Problem statement: Pull out every line from the line containing "What does this" through the end of the material, both ends included, and reproduce it exactly. Keep pictures out.

Stored items
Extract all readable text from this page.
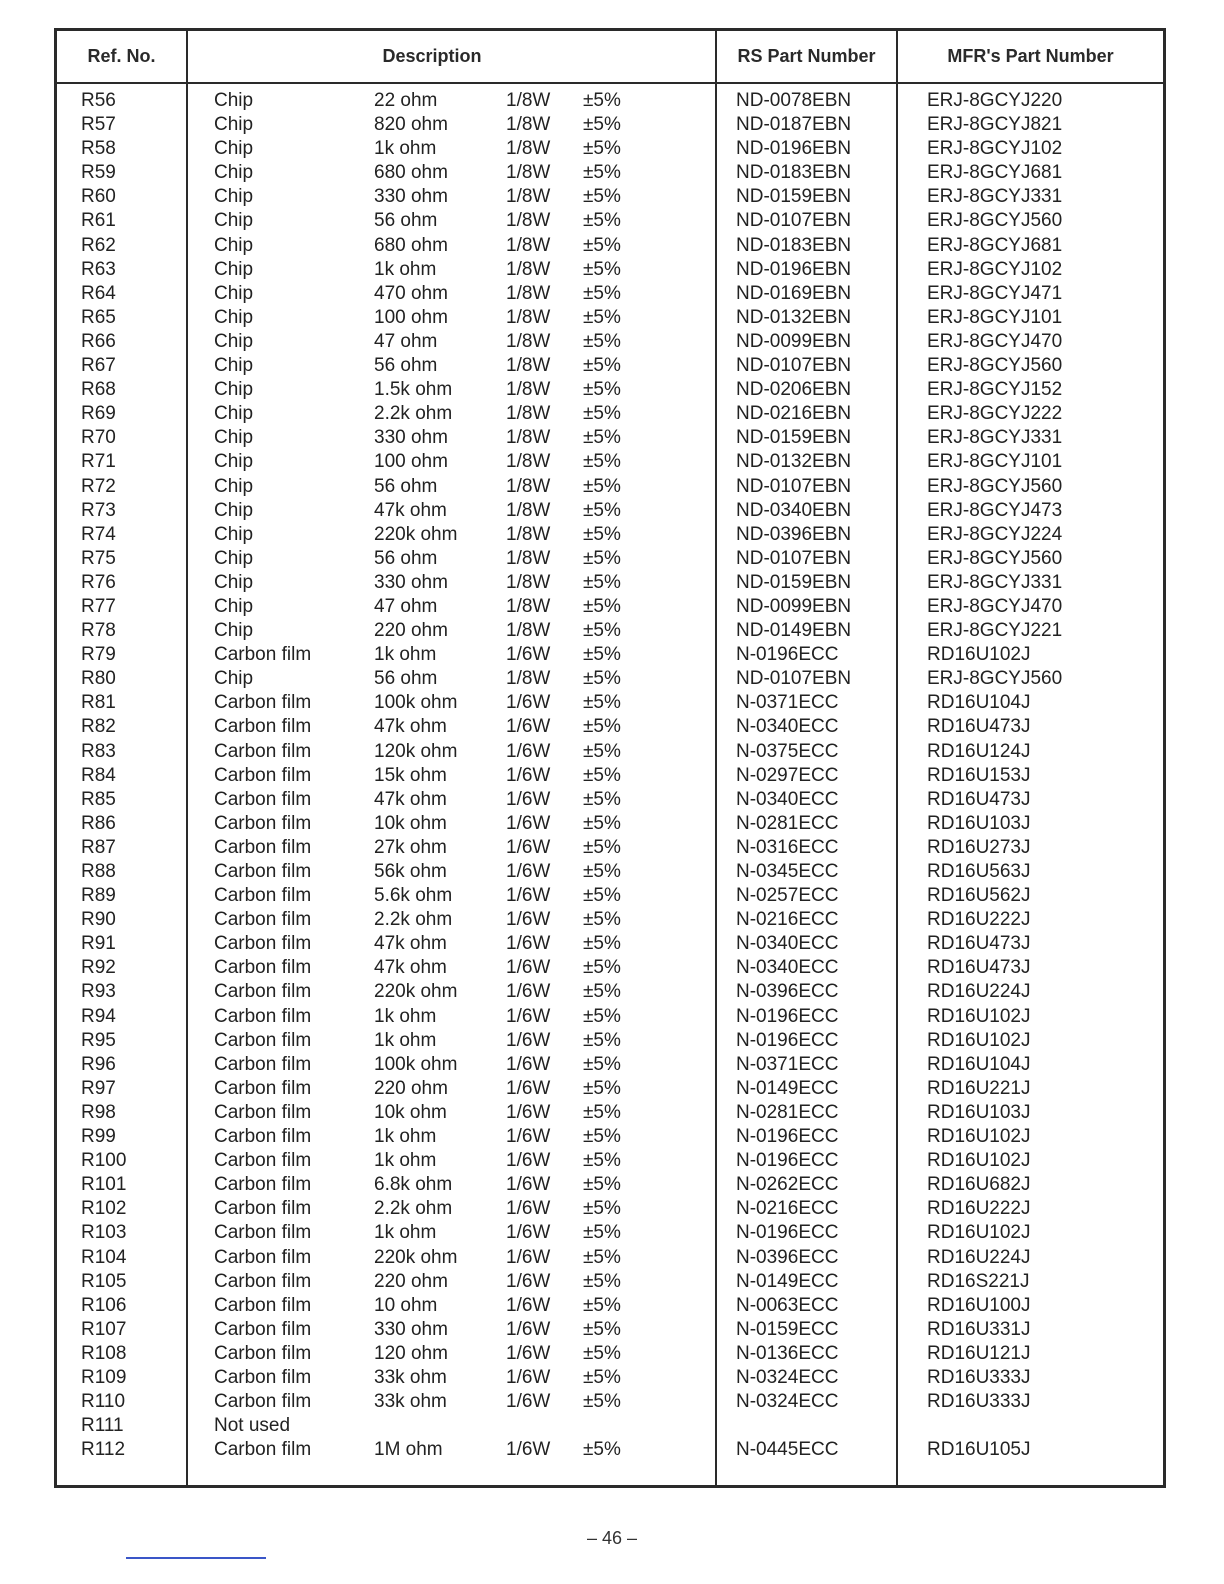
Ref. No.	Description	RS Part Number	MFR's Part Number
R56	Chip	22 ohm	1/8W ±5%	ND-0078EBN	ERJ-8GCYJ220
R57	Chip	820 ohm	1/8W ±5%	ND-0187EBN	ERJ-8GCYJ821
R58	Chip	1k ohm	1/8W ±5%	ND-0196EBN	ERJ-8GCYJ102
R59	Chip	680 ohm	1/8W ±5%	ND-0183EBN	ERJ-8GCYJ681
R60	Chip	330 ohm	1/8W ±5%	ND-0159EBN	ERJ-8GCYJ331
R61	Chip	56 ohm	1/8W ±5%	ND-0107EBN	ERJ-8GCYJ560
R62	Chip	680 ohm	1/8W ±5%	ND-0183EBN	ERJ-8GCYJ681
R63	Chip	1k ohm	1/8W ±5%	ND-0196EBN	ERJ-8GCYJ102
R64	Chip	470 ohm	1/8W ±5%	ND-0169EBN	ERJ-8GCYJ471
R65	Chip	100 ohm	1/8W ±5%	ND-0132EBN	ERJ-8GCYJ101
R66	Chip	47 ohm	1/8W ±5%	ND-0099EBN	ERJ-8GCYJ470
R67	Chip	56 ohm	1/8W ±5%	ND-0107EBN	ERJ-8GCYJ560
R68	Chip	1.5k ohm	1/8W ±5%	ND-0206EBN	ERJ-8GCYJ152
R69	Chip	2.2k ohm	1/8W ±5%	ND-0216EBN	ERJ-8GCYJ222
R70	Chip	330 ohm	1/8W ±5%	ND-0159EBN	ERJ-8GCYJ331
R71	Chip	100 ohm	1/8W ±5%	ND-0132EBN	ERJ-8GCYJ101
R72	Chip	56 ohm	1/8W ±5%	ND-0107EBN	ERJ-8GCYJ560
R73	Chip	47k ohm	1/8W ±5%	ND-0340EBN	ERJ-8GCYJ473
R74	Chip	220k ohm	1/8W ±5%	ND-0396EBN	ERJ-8GCYJ224
R75	Chip	56 ohm	1/8W ±5%	ND-0107EBN	ERJ-8GCYJ560
R76	Chip	330 ohm	1/8W ±5%	ND-0159EBN	ERJ-8GCYJ331
R77	Chip	47 ohm	1/8W ±5%	ND-0099EBN	ERJ-8GCYJ470
R78	Chip	220 ohm	1/8W ±5%	ND-0149EBN	ERJ-8GCYJ221
R79	Carbon film	1k ohm	1/6W ±5%	N-0196ECC	RD16U102J
R80	Chip	56 ohm	1/8W ±5%	ND-0107EBN	ERJ-8GCYJ560
R81	Carbon film	100k ohm	1/6W ±5%	N-0371ECC	RD16U104J
R82	Carbon film	47k ohm	1/6W ±5%	N-0340ECC	RD16U473J
R83	Carbon film	120k ohm	1/6W ±5%	N-0375ECC	RD16U124J
R84	Carbon film	15k ohm	1/6W ±5%	N-0297ECC	RD16U153J
R85	Carbon film	47k ohm	1/6W ±5%	N-0340ECC	RD16U473J
R86	Carbon film	10k ohm	1/6W ±5%	N-0281ECC	RD16U103J
R87	Carbon film	27k ohm	1/6W ±5%	N-0316ECC	RD16U273J
R88	Carbon film	56k ohm	1/6W ±5%	N-0345ECC	RD16U563J
R89	Carbon film	5.6k ohm	1/6W ±5%	N-0257ECC	RD16U562J
R90	Carbon film	2.2k ohm	1/6W ±5%	N-0216ECC	RD16U222J
R91	Carbon film	47k ohm	1/6W ±5%	N-0340ECC	RD16U473J
R92	Carbon film	47k ohm	1/6W ±5%	N-0340ECC	RD16U473J
R93	Carbon film	220k ohm	1/6W ±5%	N-0396ECC	RD16U224J
R94	Carbon film	1k ohm	1/6W ±5%	N-0196ECC	RD16U102J
R95	Carbon film	1k ohm	1/6W ±5%	N-0196ECC	RD16U102J
R96	Carbon film	100k ohm	1/6W ±5%	N-0371ECC	RD16U104J
R97	Carbon film	220 ohm	1/6W ±5%	N-0149ECC	RD16U221J
R98	Carbon film	10k ohm	1/6W ±5%	N-0281ECC	RD16U103J
R99	Carbon film	1k ohm	1/6W ±5%	N-0196ECC	RD16U102J
R100	Carbon film	1k ohm	1/6W ±5%	N-0196ECC	RD16U102J
R101	Carbon film	6.8k ohm	1/6W ±5%	N-0262ECC	RD16U682J
R102	Carbon film	2.2k ohm	1/6W ±5%	N-0216ECC	RD16U222J
R103	Carbon film	1k ohm	1/6W ±5%	N-0196ECC	RD16U102J
R104	Carbon film	220k ohm	1/6W ±5%	N-0396ECC	RD16U224J
R105	Carbon film	220 ohm	1/6W ±5%	N-0149ECC	RD16S221J
R106	Carbon film	10 ohm	1/6W ±5%	N-0063ECC	RD16U100J
R107	Carbon film	330 ohm	1/6W ±5%	N-0159ECC	RD16U331J
R108	Carbon film	120 ohm	1/6W ±5%	N-0136ECC	RD16U121J
R109	Carbon film	33k ohm	1/6W ±5%	N-0324ECC	RD16U333J
R110	Carbon film	33k ohm	1/6W ±5%	N-0324ECC	RD16U333J
R111	Not used
R112	Carbon film	1M ohm	1/6W ±5%	N-0445ECC	RD16U105J
– 46 –
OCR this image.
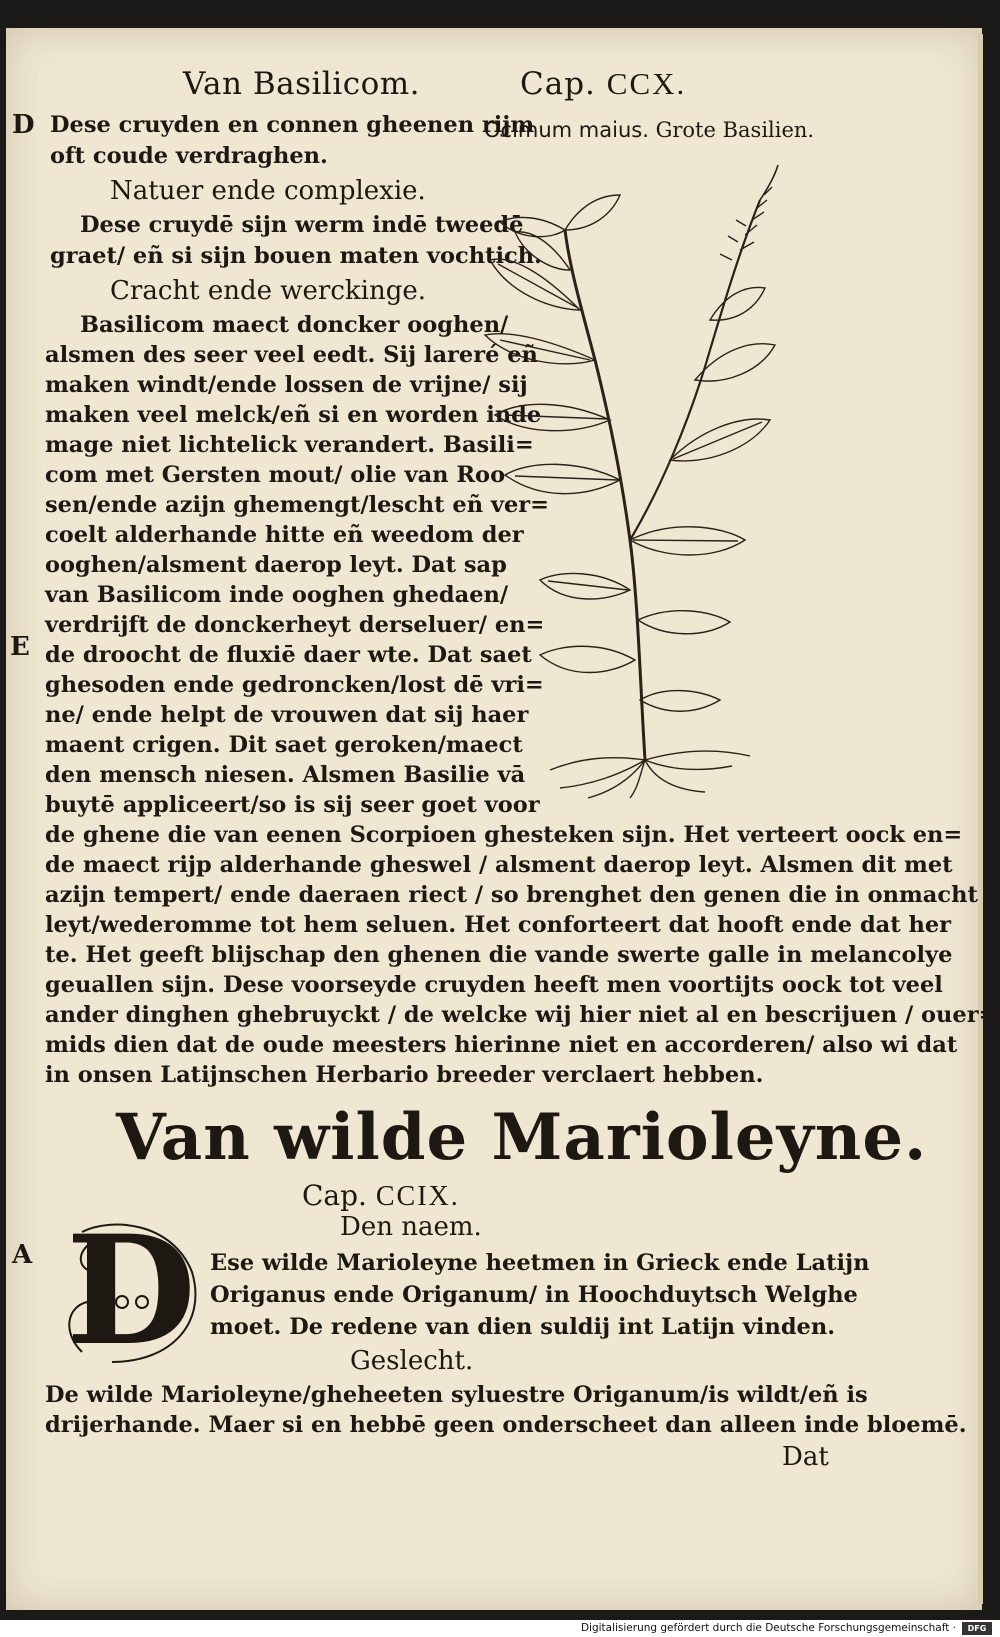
Van Basilicom.	Cap. CCX.
Ocimum maius. Grote Basilien.
D
E
A
Dese cruyden en connen gheenen rijm
oft coude verdraghen.
Natuer ende complexie.
Dese cruydē sijn werm indē tweedē
graet/ eñ si sijn bouen maten vochtich.
Cracht ende werckinge.
Basilicom maect doncker ooghen/
alsmen des seer veel eedt. Sij lareré eñ
maken windt/ende lossen de vrijne/ sij
maken veel melck/eñ si en worden inde
mage niet lichtelick verandert. Basili=
com met Gersten mout/ olie van Roo
sen/ende azijn ghemengt/lescht eñ ver=
coelt alderhande hitte eñ weedom der
ooghen/alsment daerop leyt. Dat sap
van Basilicom inde ooghen ghedaen/
verdrijft de donckerheyt derseluer/ en=
de droocht de fluxiē daer wte. Dat saet
ghesoden ende gedroncken/lost dē vri=
ne/ ende helpt de vrouwen dat sij haer
maent crigen. Dit saet geroken/maect
den mensch niesen. Alsmen Basilie vā
buytē appliceert/so is sij seer goet voor
de ghene die van eenen Scorpioen ghesteken sijn. Het verteert oock en=
de maect rijp alderhande gheswel / alsment daerop leyt. Alsmen dit met
azijn tempert/ ende daeraen riect / so brenghet den genen die in onmacht
leyt/wederomme tot hem seluen. Het conforteert dat hooft ende dat her
te. Het geeft blijschap den ghenen die vande swerte galle in melancolye
geuallen sijn. Dese voorseyde cruyden heeft men voortijts oock tot veel
ander dinghen ghebruyckt / de welcke wij hier niet al en bescrijuen / ouer=
mids dien dat de oude meesters hierinne niet en accorderen/ also wi dat
in onsen Latijnschen Herbario breeder verclaert hebben.
Van wilde Marioleyne.
Cap. CCIX.
Den naem.
D Ese wilde Marioleyne heetmen in Grieck ende Latijn
Origanus ende Origanum/ in Hoochduytsch Welghe
moet. De redene van dien suldij int Latijn vinden.
Geslecht.
De wilde Marioleyne/gheheeten syluestre Origanum/is wildt/eñ is
drijerhande. Maer si en hebbē geen onderscheet dan alleen inde bloemē.
Dat
Digitalisierung gefördert durch die Deutsche Forschungsgemeinschaft ·	DFG
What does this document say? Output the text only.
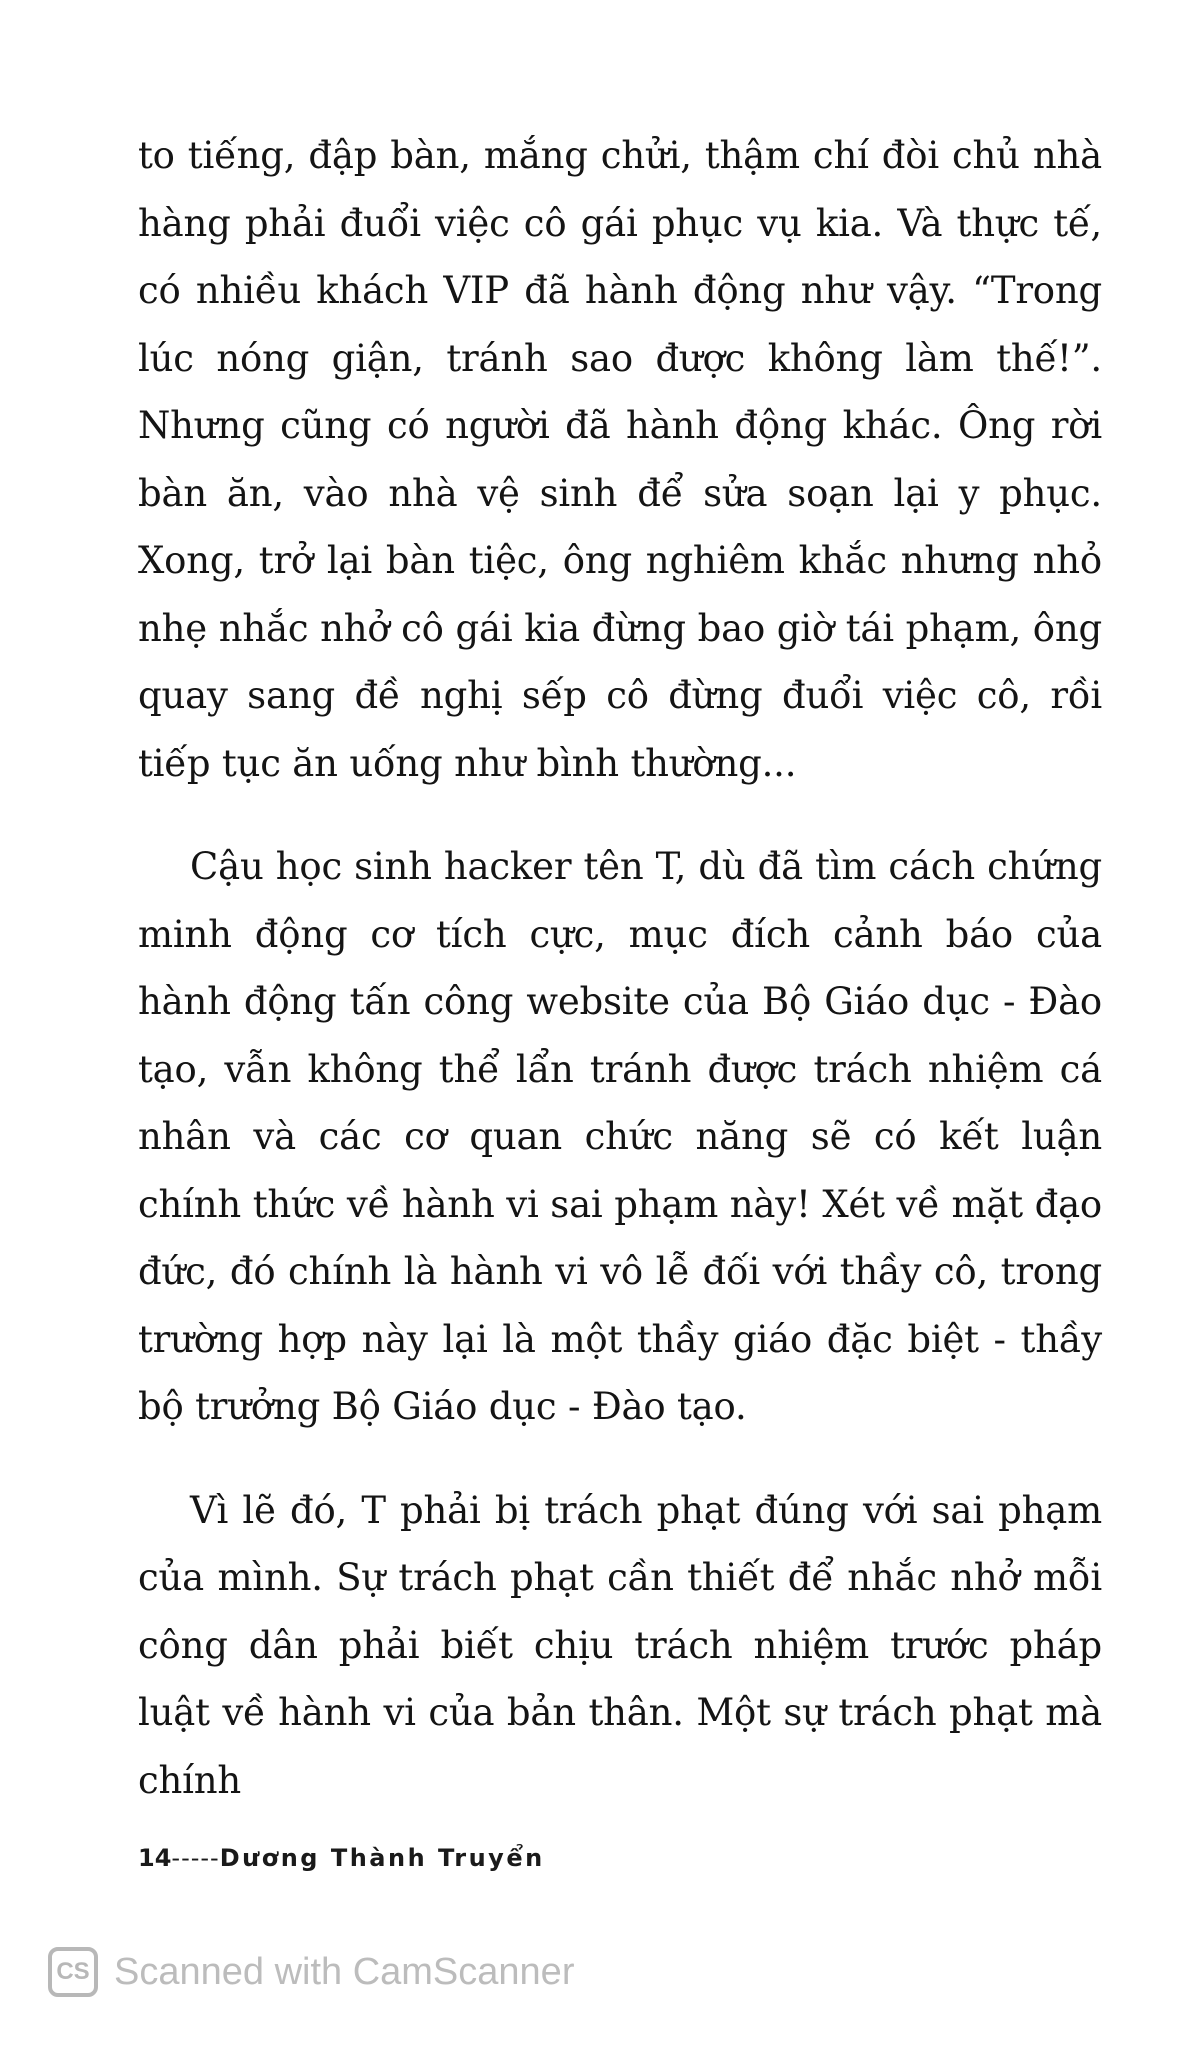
to tiếng, đập bàn, mắng chửi, thậm chí đòi chủ nhà hàng phải đuổi việc cô gái phục vụ kia. Và thực tế, có nhiều khách VIP đã hành động như vậy. “Trong lúc nóng giận, tránh sao được không làm thế!”. Nhưng cũng có người đã hành động khác. Ông rời bàn ăn, vào nhà vệ sinh để sửa soạn lại y phục. Xong, trở lại bàn tiệc, ông nghiêm khắc nhưng nhỏ nhẹ nhắc nhở cô gái kia đừng bao giờ tái phạm, ông quay sang đề nghị sếp cô đừng đuổi việc cô, rồi tiếp tục ăn uống như bình thường...

Cậu học sinh hacker tên T, dù đã tìm cách chứng minh động cơ tích cực, mục đích cảnh báo của hành động tấn công website của Bộ Giáo dục - Đào tạo, vẫn không thể lẩn tránh được trách nhiệm cá nhân và các cơ quan chức năng sẽ có kết luận chính thức về hành vi sai phạm này! Xét về mặt đạo đức, đó chính là hành vi vô lễ đối với thầy cô, trong trường hợp này lại là một thầy giáo đặc biệt - thầy bộ trưởng Bộ Giáo dục - Đào tạo.

Vì lẽ đó, T phải bị trách phạt đúng với sai phạm của mình. Sự trách phạt cần thiết để nhắc nhở mỗi công dân phải biết chịu trách nhiệm trước pháp luật về hành vi của bản thân. Một sự trách phạt mà chính

14-----Dương Thành Truyển
CS Scanned with CamScanner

Solution to the problem:
What does this document say? Output the text only.
to tiếng, đập bàn, mắng chửi, thậm chí đòi chủ nhà hàng phải đuổi việc cô gái phục vụ kia. Và thực tế, có nhiều khách VIP đã hành động như vậy. “Trong lúc nóng giận, tránh sao được không làm thế!”. Nhưng cũng có người đã hành động khác. Ông rời bàn ăn, vào nhà vệ sinh để sửa soạn lại y phục. Xong, trở lại bàn tiệc, ông nghiêm khắc nhưng nhỏ nhẹ nhắc nhở cô gái kia đừng bao giờ tái phạm, ông quay sang đề nghị sếp cô đừng đuổi việc cô, rồi tiếp tục ăn uống như bình thường...

Cậu học sinh hacker tên T, dù đã tìm cách chứng minh động cơ tích cực, mục đích cảnh báo của hành động tấn công website của Bộ Giáo dục - Đào tạo, vẫn không thể lẩn tránh được trách nhiệm cá nhân và các cơ quan chức năng sẽ có kết luận chính thức về hành vi sai phạm này! Xét về mặt đạo đức, đó chính là hành vi vô lễ đối với thầy cô, trong trường hợp này lại là một thầy giáo đặc biệt - thầy bộ trưởng Bộ Giáo dục - Đào tạo.

Vì lẽ đó, T phải bị trách phạt đúng với sai phạm của mình. Sự trách phạt cần thiết để nhắc nhở mỗi công dân phải biết chịu trách nhiệm trước pháp luật về hành vi của bản thân. Một sự trách phạt mà chính

14-----Dương Thành Truyển
CS Scanned with CamScanner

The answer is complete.